The task => In the records below, find each line with the word "this" and copy it.

(Records that describe figures)
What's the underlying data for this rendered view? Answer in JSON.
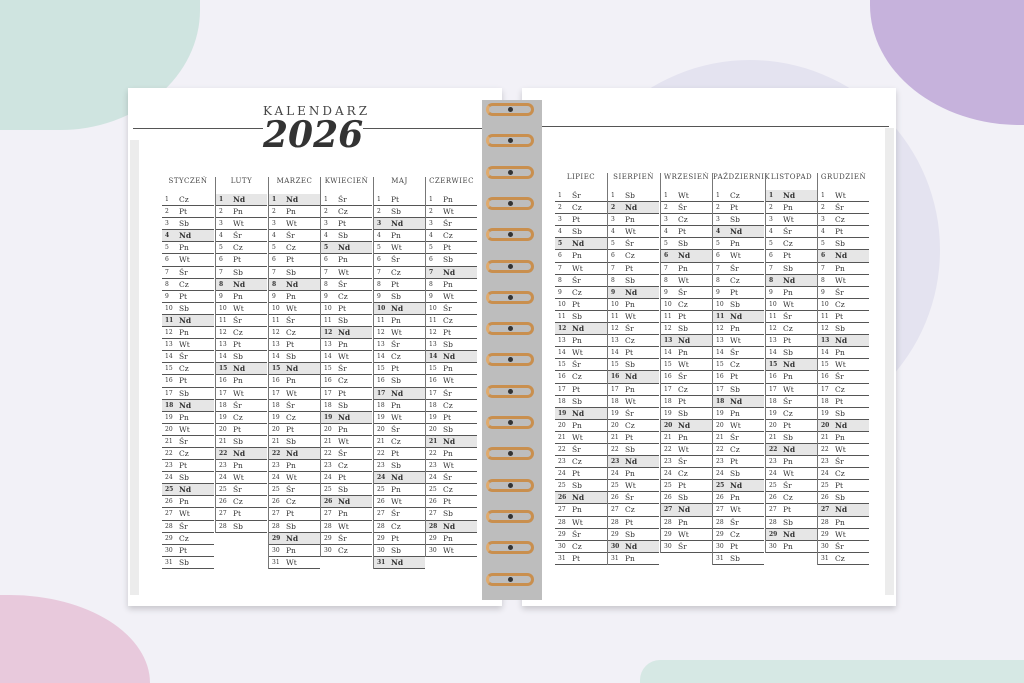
{
  "header": {
    "label": "KALENDARZ",
    "year": "2026"
  },
  "months": [
    {
      "name": "STYCZEŃ",
      "days": [
        "Cz",
        "Pt",
        "Sb",
        "Nd",
        "Pn",
        "Wt",
        "Śr",
        "Cz",
        "Pt",
        "Sb",
        "Nd",
        "Pn",
        "Wt",
        "Śr",
        "Cz",
        "Pt",
        "Sb",
        "Nd",
        "Pn",
        "Wt",
        "Śr",
        "Cz",
        "Pt",
        "Sb",
        "Nd",
        "Pn",
        "Wt",
        "Śr",
        "Cz",
        "Pt",
        "Sb"
      ]
    },
    {
      "name": "LUTY",
      "days": [
        "Nd",
        "Pn",
        "Wt",
        "Śr",
        "Cz",
        "Pt",
        "Sb",
        "Nd",
        "Pn",
        "Wt",
        "Śr",
        "Cz",
        "Pt",
        "Sb",
        "Nd",
        "Pn",
        "Wt",
        "Śr",
        "Cz",
        "Pt",
        "Sb",
        "Nd",
        "Pn",
        "Wt",
        "Śr",
        "Cz",
        "Pt",
        "Sb"
      ]
    },
    {
      "name": "MARZEC",
      "days": [
        "Nd",
        "Pn",
        "Wt",
        "Śr",
        "Cz",
        "Pt",
        "Sb",
        "Nd",
        "Pn",
        "Wt",
        "Śr",
        "Cz",
        "Pt",
        "Sb",
        "Nd",
        "Pn",
        "Wt",
        "Śr",
        "Cz",
        "Pt",
        "Sb",
        "Nd",
        "Pn",
        "Wt",
        "Śr",
        "Cz",
        "Pt",
        "Sb",
        "Nd",
        "Pn",
        "Wt"
      ]
    },
    {
      "name": "KWIECIEŃ",
      "days": [
        "Śr",
        "Cz",
        "Pt",
        "Sb",
        "Nd",
        "Pn",
        "Wt",
        "Śr",
        "Cz",
        "Pt",
        "Sb",
        "Nd",
        "Pn",
        "Wt",
        "Śr",
        "Cz",
        "Pt",
        "Sb",
        "Nd",
        "Pn",
        "Wt",
        "Śr",
        "Cz",
        "Pt",
        "Sb",
        "Nd",
        "Pn",
        "Wt",
        "Śr",
        "Cz"
      ]
    },
    {
      "name": "MAJ",
      "days": [
        "Pt",
        "Sb",
        "Nd",
        "Pn",
        "Wt",
        "Śr",
        "Cz",
        "Pt",
        "Sb",
        "Nd",
        "Pn",
        "Wt",
        "Śr",
        "Cz",
        "Pt",
        "Sb",
        "Nd",
        "Pn",
        "Wt",
        "Śr",
        "Cz",
        "Pt",
        "Sb",
        "Nd",
        "Pn",
        "Wt",
        "Śr",
        "Cz",
        "Pt",
        "Sb",
        "Nd"
      ]
    },
    {
      "name": "CZERWIEC",
      "days": [
        "Pn",
        "Wt",
        "Śr",
        "Cz",
        "Pt",
        "Sb",
        "Nd",
        "Pn",
        "Wt",
        "Śr",
        "Cz",
        "Pt",
        "Sb",
        "Nd",
        "Pn",
        "Wt",
        "Śr",
        "Cz",
        "Pt",
        "Sb",
        "Nd",
        "Pn",
        "Wt",
        "Śr",
        "Cz",
        "Pt",
        "Sb",
        "Nd",
        "Pn",
        "Wt"
      ]
    },
    {
      "name": "LIPIEC",
      "days": [
        "Śr",
        "Cz",
        "Pt",
        "Sb",
        "Nd",
        "Pn",
        "Wt",
        "Śr",
        "Cz",
        "Pt",
        "Sb",
        "Nd",
        "Pn",
        "Wt",
        "Śr",
        "Cz",
        "Pt",
        "Sb",
        "Nd",
        "Pn",
        "Wt",
        "Śr",
        "Cz",
        "Pt",
        "Sb",
        "Nd",
        "Pn",
        "Wt",
        "Śr",
        "Cz",
        "Pt"
      ]
    },
    {
      "name": "SIERPIEŃ",
      "days": [
        "Sb",
        "Nd",
        "Pn",
        "Wt",
        "Śr",
        "Cz",
        "Pt",
        "Sb",
        "Nd",
        "Pn",
        "Wt",
        "Śr",
        "Cz",
        "Pt",
        "Sb",
        "Nd",
        "Pn",
        "Wt",
        "Śr",
        "Cz",
        "Pt",
        "Sb",
        "Nd",
        "Pn",
        "Wt",
        "Śr",
        "Cz",
        "Pt",
        "Sb",
        "Nd",
        "Pn"
      ]
    },
    {
      "name": "WRZESIEŃ",
      "days": [
        "Wt",
        "Śr",
        "Cz",
        "Pt",
        "Sb",
        "Nd",
        "Pn",
        "Wt",
        "Śr",
        "Cz",
        "Pt",
        "Sb",
        "Nd",
        "Pn",
        "Wt",
        "Śr",
        "Cz",
        "Pt",
        "Sb",
        "Nd",
        "Pn",
        "Wt",
        "Śr",
        "Cz",
        "Pt",
        "Sb",
        "Nd",
        "Pn",
        "Wt",
        "Śr"
      ]
    },
    {
      "name": "PAŹDZIERNIK",
      "days": [
        "Cz",
        "Pt",
        "Sb",
        "Nd",
        "Pn",
        "Wt",
        "Śr",
        "Cz",
        "Pt",
        "Sb",
        "Nd",
        "Pn",
        "Wt",
        "Śr",
        "Cz",
        "Pt",
        "Sb",
        "Nd",
        "Pn",
        "Wt",
        "Śr",
        "Cz",
        "Pt",
        "Sb",
        "Nd",
        "Pn",
        "Wt",
        "Śr",
        "Cz",
        "Pt",
        "Sb"
      ]
    },
    {
      "name": "LISTOPAD",
      "days": [
        "Nd",
        "Pn",
        "Wt",
        "Śr",
        "Cz",
        "Pt",
        "Sb",
        "Nd",
        "Pn",
        "Wt",
        "Śr",
        "Cz",
        "Pt",
        "Sb",
        "Nd",
        "Pn",
        "Wt",
        "Śr",
        "Cz",
        "Pt",
        "Sb",
        "Nd",
        "Pn",
        "Wt",
        "Śr",
        "Cz",
        "Pt",
        "Sb",
        "Nd",
        "Pn"
      ]
    },
    {
      "name": "GRUDZIEŃ",
      "days": [
        "Wt",
        "Śr",
        "Cz",
        "Pt",
        "Sb",
        "Nd",
        "Pn",
        "Wt",
        "Śr",
        "Cz",
        "Pt",
        "Sb",
        "Nd",
        "Pn",
        "Wt",
        "Śr",
        "Cz",
        "Pt",
        "Sb",
        "Nd",
        "Pn",
        "Wt",
        "Śr",
        "Cz",
        "Pt",
        "Sb",
        "Nd",
        "Pn",
        "Wt",
        "Śr",
        "Cz"
      ]
    }
  ],
  "colors": {
    "background": "#f2f1f7",
    "sunday_highlight": "#e6e6e6",
    "ring": "#c98f4e"
  }
}
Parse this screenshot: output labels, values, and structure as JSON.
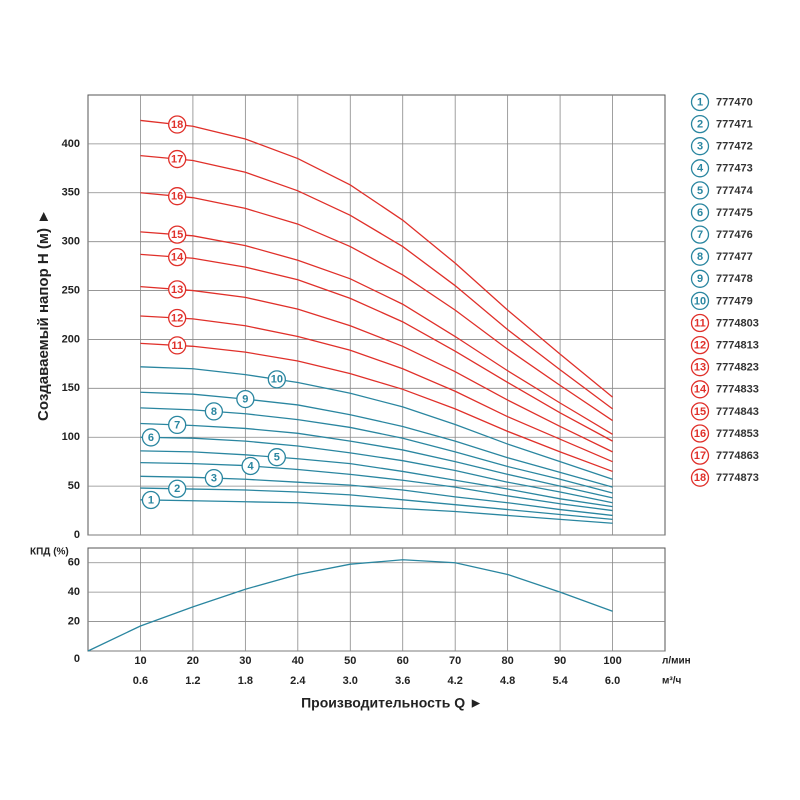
{
  "chart_data": [
    {
      "type": "line",
      "ylabel": "Создаваемый напор H (м) ►",
      "x": [
        10,
        20,
        30,
        40,
        50,
        60,
        70,
        80,
        90,
        100
      ],
      "xlim": [
        0,
        110
      ],
      "xticks": [
        10,
        20,
        30,
        40,
        50,
        60,
        70,
        80,
        90,
        100
      ],
      "ylim": [
        0,
        450
      ],
      "yticks": [
        0,
        50,
        100,
        150,
        200,
        250,
        300,
        350,
        400
      ],
      "grid": true,
      "series": [
        {
          "name": "777470",
          "label": "1",
          "color": "#2a86a0",
          "values": [
            36,
            35,
            34,
            33,
            30,
            27,
            24,
            20,
            16,
            12
          ]
        },
        {
          "name": "777471",
          "label": "2",
          "color": "#2a86a0",
          "values": [
            48,
            47,
            46,
            44,
            41,
            36,
            31,
            26,
            21,
            16
          ]
        },
        {
          "name": "777472",
          "label": "3",
          "color": "#2a86a0",
          "values": [
            60,
            59,
            57,
            54,
            51,
            46,
            39,
            33,
            26,
            20
          ]
        },
        {
          "name": "777473",
          "label": "4",
          "color": "#2a86a0",
          "values": [
            74,
            73,
            71,
            67,
            62,
            56,
            49,
            40,
            32,
            25
          ]
        },
        {
          "name": "777474",
          "label": "5",
          "color": "#2a86a0",
          "values": [
            86,
            85,
            82,
            78,
            73,
            65,
            56,
            47,
            37,
            29
          ]
        },
        {
          "name": "777475",
          "label": "6",
          "color": "#2a86a0",
          "values": [
            100,
            99,
            96,
            91,
            84,
            76,
            66,
            54,
            44,
            33
          ]
        },
        {
          "name": "777476",
          "label": "7",
          "color": "#2a86a0",
          "values": [
            114,
            112,
            109,
            104,
            96,
            87,
            75,
            62,
            50,
            38
          ]
        },
        {
          "name": "777477",
          "label": "8",
          "color": "#2a86a0",
          "values": [
            130,
            128,
            124,
            118,
            110,
            99,
            85,
            70,
            57,
            43
          ]
        },
        {
          "name": "777478",
          "label": "9",
          "color": "#2a86a0",
          "values": [
            146,
            144,
            139,
            133,
            123,
            111,
            96,
            79,
            64,
            49
          ]
        },
        {
          "name": "777479",
          "label": "10",
          "color": "#2a86a0",
          "values": [
            172,
            170,
            164,
            156,
            145,
            131,
            113,
            93,
            75,
            57
          ]
        },
        {
          "name": "7774803",
          "label": "11",
          "color": "#e0302a",
          "values": [
            196,
            193,
            187,
            178,
            165,
            149,
            129,
            106,
            85,
            65
          ]
        },
        {
          "name": "7774813",
          "label": "12",
          "color": "#e0302a",
          "values": [
            224,
            221,
            214,
            203,
            189,
            170,
            147,
            121,
            98,
            75
          ]
        },
        {
          "name": "7774823",
          "label": "13",
          "color": "#e0302a",
          "values": [
            254,
            250,
            243,
            231,
            214,
            193,
            167,
            138,
            111,
            85
          ]
        },
        {
          "name": "7774833",
          "label": "14",
          "color": "#e0302a",
          "values": [
            287,
            283,
            274,
            261,
            242,
            218,
            188,
            156,
            125,
            96
          ]
        },
        {
          "name": "7774843",
          "label": "15",
          "color": "#e0302a",
          "values": [
            310,
            306,
            296,
            281,
            262,
            236,
            203,
            168,
            135,
            103
          ]
        },
        {
          "name": "7774853",
          "label": "16",
          "color": "#e0302a",
          "values": [
            350,
            345,
            334,
            318,
            295,
            266,
            230,
            190,
            153,
            117
          ]
        },
        {
          "name": "7774863",
          "label": "17",
          "color": "#e0302a",
          "values": [
            388,
            383,
            371,
            352,
            327,
            295,
            255,
            210,
            169,
            129
          ]
        },
        {
          "name": "7774873",
          "label": "18",
          "color": "#e0302a",
          "values": [
            424,
            418,
            405,
            385,
            358,
            322,
            278,
            230,
            185,
            141
          ]
        }
      ]
    },
    {
      "type": "line",
      "ylabel": "КПД (%)",
      "xlabel": "Производительность Q ►",
      "xunit": "л/мин",
      "x2unit": "м³/ч",
      "x": [
        0,
        10,
        20,
        30,
        40,
        50,
        60,
        70,
        80,
        90,
        100
      ],
      "xlim": [
        0,
        110
      ],
      "xticks": [
        10,
        20,
        30,
        40,
        50,
        60,
        70,
        80,
        90,
        100
      ],
      "x2ticks": [
        {
          "value": 10,
          "label": "0.6"
        },
        {
          "value": 20,
          "label": "1.2"
        },
        {
          "value": 30,
          "label": "1.8"
        },
        {
          "value": 40,
          "label": "2.4"
        },
        {
          "value": 50,
          "label": "3.0"
        },
        {
          "value": 60,
          "label": "3.6"
        },
        {
          "value": 70,
          "label": "4.2"
        },
        {
          "value": 80,
          "label": "4.8"
        },
        {
          "value": 90,
          "label": "5.4"
        },
        {
          "value": 100,
          "label": "6.0"
        }
      ],
      "ylim": [
        0,
        70
      ],
      "yticks": [
        0,
        20,
        40,
        60
      ],
      "grid": true,
      "color": "#2a86a0",
      "values": [
        0,
        17,
        30,
        42,
        52,
        59,
        62,
        60,
        52,
        40,
        27
      ]
    }
  ]
}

Answer in full =>
What's the underlying data for this rendered view? Answer in JSON.
Parse this screenshot: output labels, values, and structure as JSON.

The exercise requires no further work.